**Requirement**
Output every entry exactly, from the first line to the last.

**Supplied records**
_ _ _ _ _ _ _

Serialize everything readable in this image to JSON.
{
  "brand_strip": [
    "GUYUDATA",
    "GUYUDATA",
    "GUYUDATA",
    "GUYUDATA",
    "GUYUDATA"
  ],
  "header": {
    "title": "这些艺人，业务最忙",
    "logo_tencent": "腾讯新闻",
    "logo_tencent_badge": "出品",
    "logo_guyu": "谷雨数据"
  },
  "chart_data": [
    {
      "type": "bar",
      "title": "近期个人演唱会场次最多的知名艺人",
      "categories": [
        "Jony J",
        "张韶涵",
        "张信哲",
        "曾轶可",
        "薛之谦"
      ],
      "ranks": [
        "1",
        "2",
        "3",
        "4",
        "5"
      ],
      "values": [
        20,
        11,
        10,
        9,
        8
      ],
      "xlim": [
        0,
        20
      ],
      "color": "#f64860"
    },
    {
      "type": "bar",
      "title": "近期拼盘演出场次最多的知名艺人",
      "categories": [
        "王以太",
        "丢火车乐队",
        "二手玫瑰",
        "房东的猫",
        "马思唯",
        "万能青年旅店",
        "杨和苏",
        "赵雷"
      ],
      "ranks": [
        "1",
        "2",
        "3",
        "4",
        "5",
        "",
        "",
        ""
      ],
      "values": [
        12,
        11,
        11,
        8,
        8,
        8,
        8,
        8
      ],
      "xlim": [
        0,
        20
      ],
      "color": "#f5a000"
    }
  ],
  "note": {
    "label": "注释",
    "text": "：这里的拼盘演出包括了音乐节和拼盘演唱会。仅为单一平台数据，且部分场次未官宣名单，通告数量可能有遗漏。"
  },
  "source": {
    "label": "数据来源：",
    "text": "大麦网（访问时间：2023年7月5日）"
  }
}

_ _ _ _ _ _ _

**Answer to the exercise**
Serialize everything readable in this image to JSON.
{
  "brand_strip": [
    "GUYUDATA",
    "GUYUDATA",
    "GUYUDATA",
    "GUYUDATA",
    "GUYUDATA"
  ],
  "header": {
    "title": "这些艺人，业务最忙",
    "logo_tencent": "腾讯新闻",
    "logo_tencent_badge": "出品",
    "logo_guyu": "谷雨数据"
  },
  "chart_data": [
    {
      "type": "bar",
      "title": "近期个人演唱会场次最多的知名艺人",
      "categories": [
        "Jony J",
        "张韶涵",
        "张信哲",
        "曾轶可",
        "薛之谦"
      ],
      "ranks": [
        "1",
        "2",
        "3",
        "4",
        "5"
      ],
      "values": [
        20,
        11,
        10,
        9,
        8
      ],
      "xlim": [
        0,
        20
      ],
      "color": "#f64860"
    },
    {
      "type": "bar",
      "title": "近期拼盘演出场次最多的知名艺人",
      "categories": [
        "王以太",
        "丢火车乐队",
        "二手玫瑰",
        "房东的猫",
        "马思唯",
        "万能青年旅店",
        "杨和苏",
        "赵雷"
      ],
      "ranks": [
        "1",
        "2",
        "3",
        "4",
        "5",
        "",
        "",
        ""
      ],
      "values": [
        12,
        11,
        11,
        8,
        8,
        8,
        8,
        8
      ],
      "xlim": [
        0,
        20
      ],
      "color": "#f5a000"
    }
  ],
  "note": {
    "label": "注释",
    "text": "：这里的拼盘演出包括了音乐节和拼盘演唱会。仅为单一平台数据，且部分场次未官宣名单，通告数量可能有遗漏。"
  },
  "source": {
    "label": "数据来源：",
    "text": "大麦网（访问时间：2023年7月5日）"
  }
}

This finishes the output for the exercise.